**STATED PROBLEM 1**
Answer these about the forum thread on the group ride:
(a) What did Mrs. Gel do before the meal?
(b) How long after Dave Hickey's train was the next train?
(c) At what time did Bluechip's alarm go off?

After a long shower and accompanying nap, I managed to whip up a nice meal. Many kudos to the lovely Mrs. Gel for doing all the shopping. I promptly feel asleep after a great day in the saddle and a nice meal afterwards. 

1. mmmm filet mignon
2. various and sundry food items - steak, margarita shrimp skewers, spinach salad w/ blue cheese dressing, fresh tomato's w/ balsamic, salt pepper and olive oil


----------



## innergel (Jun 14, 2002)

Dave Hickey said:


> Good stuff...Thanks.... The Light Rail from Mockingbird worked out fine. It was a little crowded but we made it to Union Station with 5 minutes to spare(the next train was an hour and half after our train). The TRE back to FTW was excellent


Glad you made it in time. Waiting at Union Station would not have been fun. I can tell you no one was too happy to have to go back up Flag Pole Hill again. But we all managed without too much complaint.  

I agree the TRE and DART is excellent. We'll definitely have to do this again. We can work out an different route through Dallas next time. I'm thinking Highland Park & Uptown would work nicely.


----------



## Bluechip (Feb 19, 2004)

innergel said:


> After a long shower and accompanying nap, I managed to whip us up a nice meal. Many kudos to the lovely Mrs. Gel for doing all the shopping. I promptly feel asleep after a great day in the saddle and a nice meal afterwards.
> 
> 1. mmmm filet mignon
> 2. various and sundry food items - steak, margarita shrimp skewers, spinach salad w/ blue cheese dressing, fresh tomato's w/ balsamic, salt pepper and olive oil


It looks like you had a better meal than I did. On the drive home I ate one of my Cliff bars. Yum!! I got home around 8:30 and took a shower and then ate a quick sandwich and watched a little tv before going to bed. At 4:45 AM my alarm went off. I forgot to turn it off from the moring of the ride. I tried for a while but could not go back to sleep. I did a few items on my honeydo list and puttered around the house until we went to go see Shrek 3. I then of course fell asleep in the movie. I guess I will see it on dvd.


----------



## Chris H (Jul 7, 2005)

Thanks for the pics. Again, I had a blast.

However, looking at the pics I need to quit hanging out with skinny people. You all make me look bad! lol


----------



## gentryd (Mar 12, 2007)

*Thanks for letting me tag along.*

I finally got around to getting back to the forum and get registered.
I appreciate you guys letting me tag along. The last bit of the ride I was really hurting, but I'll use this as incentive to get back on the bike.

**DATA SHOWN**
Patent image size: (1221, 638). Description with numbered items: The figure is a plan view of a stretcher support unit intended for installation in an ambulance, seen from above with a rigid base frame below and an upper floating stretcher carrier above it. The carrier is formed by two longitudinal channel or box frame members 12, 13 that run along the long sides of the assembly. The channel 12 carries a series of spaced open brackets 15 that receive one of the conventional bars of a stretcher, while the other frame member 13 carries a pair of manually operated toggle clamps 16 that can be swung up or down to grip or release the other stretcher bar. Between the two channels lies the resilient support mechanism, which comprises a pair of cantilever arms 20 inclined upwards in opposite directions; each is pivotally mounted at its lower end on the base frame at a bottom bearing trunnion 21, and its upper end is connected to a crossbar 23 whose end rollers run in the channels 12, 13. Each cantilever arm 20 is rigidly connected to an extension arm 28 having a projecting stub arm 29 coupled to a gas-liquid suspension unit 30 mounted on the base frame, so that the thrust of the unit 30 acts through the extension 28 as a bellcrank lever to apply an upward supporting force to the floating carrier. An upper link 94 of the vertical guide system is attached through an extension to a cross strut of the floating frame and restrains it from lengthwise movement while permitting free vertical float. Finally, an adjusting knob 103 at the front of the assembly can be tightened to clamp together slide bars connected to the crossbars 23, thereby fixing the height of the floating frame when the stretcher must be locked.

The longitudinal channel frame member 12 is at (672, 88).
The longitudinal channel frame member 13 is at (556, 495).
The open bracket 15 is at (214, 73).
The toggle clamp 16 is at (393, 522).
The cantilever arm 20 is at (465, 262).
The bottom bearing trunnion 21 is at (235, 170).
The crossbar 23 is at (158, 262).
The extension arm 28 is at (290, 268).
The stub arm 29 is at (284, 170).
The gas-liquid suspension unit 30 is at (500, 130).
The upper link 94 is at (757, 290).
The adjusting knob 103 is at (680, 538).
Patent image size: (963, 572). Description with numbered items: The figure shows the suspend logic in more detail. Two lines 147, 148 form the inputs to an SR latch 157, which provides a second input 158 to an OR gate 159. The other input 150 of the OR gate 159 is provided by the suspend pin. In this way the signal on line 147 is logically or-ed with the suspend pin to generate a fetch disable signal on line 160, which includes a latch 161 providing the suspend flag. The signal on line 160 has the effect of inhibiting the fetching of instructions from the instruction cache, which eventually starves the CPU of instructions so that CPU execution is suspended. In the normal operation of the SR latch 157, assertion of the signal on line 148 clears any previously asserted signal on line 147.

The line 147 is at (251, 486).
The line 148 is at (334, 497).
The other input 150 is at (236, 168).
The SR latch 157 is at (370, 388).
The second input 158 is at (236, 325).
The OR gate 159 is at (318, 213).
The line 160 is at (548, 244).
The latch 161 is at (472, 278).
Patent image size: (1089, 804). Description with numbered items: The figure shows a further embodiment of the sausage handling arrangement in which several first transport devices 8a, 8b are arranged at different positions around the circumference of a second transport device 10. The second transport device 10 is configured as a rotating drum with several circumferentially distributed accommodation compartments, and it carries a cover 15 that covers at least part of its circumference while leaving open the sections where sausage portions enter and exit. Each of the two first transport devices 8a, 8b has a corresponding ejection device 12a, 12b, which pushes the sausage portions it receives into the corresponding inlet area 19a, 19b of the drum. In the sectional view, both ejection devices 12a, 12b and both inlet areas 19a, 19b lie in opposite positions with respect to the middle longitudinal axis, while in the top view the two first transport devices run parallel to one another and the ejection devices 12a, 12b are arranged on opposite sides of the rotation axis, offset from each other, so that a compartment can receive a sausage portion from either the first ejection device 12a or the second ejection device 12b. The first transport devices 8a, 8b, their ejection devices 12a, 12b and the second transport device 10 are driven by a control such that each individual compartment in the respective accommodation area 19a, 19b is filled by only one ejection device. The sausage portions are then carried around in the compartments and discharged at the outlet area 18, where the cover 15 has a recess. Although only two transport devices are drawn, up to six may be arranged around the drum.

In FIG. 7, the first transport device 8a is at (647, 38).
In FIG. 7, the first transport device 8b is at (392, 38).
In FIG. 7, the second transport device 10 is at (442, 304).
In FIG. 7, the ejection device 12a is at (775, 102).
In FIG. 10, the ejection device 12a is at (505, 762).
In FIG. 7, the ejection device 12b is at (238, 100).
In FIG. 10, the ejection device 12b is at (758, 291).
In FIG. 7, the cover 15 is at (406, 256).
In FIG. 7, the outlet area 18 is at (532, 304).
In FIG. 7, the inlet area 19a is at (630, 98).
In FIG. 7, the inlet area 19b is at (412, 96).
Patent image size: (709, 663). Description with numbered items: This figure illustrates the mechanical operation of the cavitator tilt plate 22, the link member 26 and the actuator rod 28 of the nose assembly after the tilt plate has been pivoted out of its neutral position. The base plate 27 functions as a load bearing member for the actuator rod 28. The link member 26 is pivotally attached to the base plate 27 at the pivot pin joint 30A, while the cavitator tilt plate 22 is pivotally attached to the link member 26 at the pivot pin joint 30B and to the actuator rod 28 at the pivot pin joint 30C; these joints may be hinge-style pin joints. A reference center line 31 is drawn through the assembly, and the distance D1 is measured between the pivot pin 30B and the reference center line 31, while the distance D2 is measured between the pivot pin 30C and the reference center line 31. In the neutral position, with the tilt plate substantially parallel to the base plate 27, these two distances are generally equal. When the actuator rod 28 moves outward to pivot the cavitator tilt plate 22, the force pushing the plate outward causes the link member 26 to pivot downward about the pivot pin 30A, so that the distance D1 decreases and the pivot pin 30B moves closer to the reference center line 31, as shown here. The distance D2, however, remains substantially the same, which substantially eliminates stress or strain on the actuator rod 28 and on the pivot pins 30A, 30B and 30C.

**STATED PROBLEM 2**
Please lay out the records as a two-column CSV with the header row text,answer, one row per record, with each field in double quotes and line breaks replaced by spaces. Begin at the line of the records that contains "Patent image size: (963, 572)." and stop after the line that contains "The latch 161 is at (472, 278).".

**CORRECT RESULT 1**
(a) She did all the shopping.
(b) An hour and a half.
(c) At 4:45 AM.

**CORRECT RESULT 2**
text,answer
"Patent image size: (963, 572). Description with numbered items: The figure shows the suspend logic in more detail. Two lines 147, 148 form the inputs to an SR latch 157, which provides a second input 158 to an OR gate 159. The other input 150 of the OR gate 159 is provided by the suspend pin. In this way the signal on line 147 is logically or-ed with the suspend pin to generate a fetch disable signal on line 160, which includes a latch 161 providing the suspend flag. The signal on line 160 has the effect of inhibiting the fetching of instructions from the instruction cache, which eventually starves the CPU of instructions so that CPU execution is suspended. In the normal operation of the SR latch 157, assertion of the signal on line 148 clears any previously asserted signal on line 147.","The line 147 is at (251, 486). The line 148 is at (334, 497). The other input 150 is at (236, 168). The SR latch 157 is at (370, 388). The second input 158 is at (236, 325). The OR gate 159 is at (318, 213). The line 160 is at (548, 244). The latch 161 is at (472, 278)."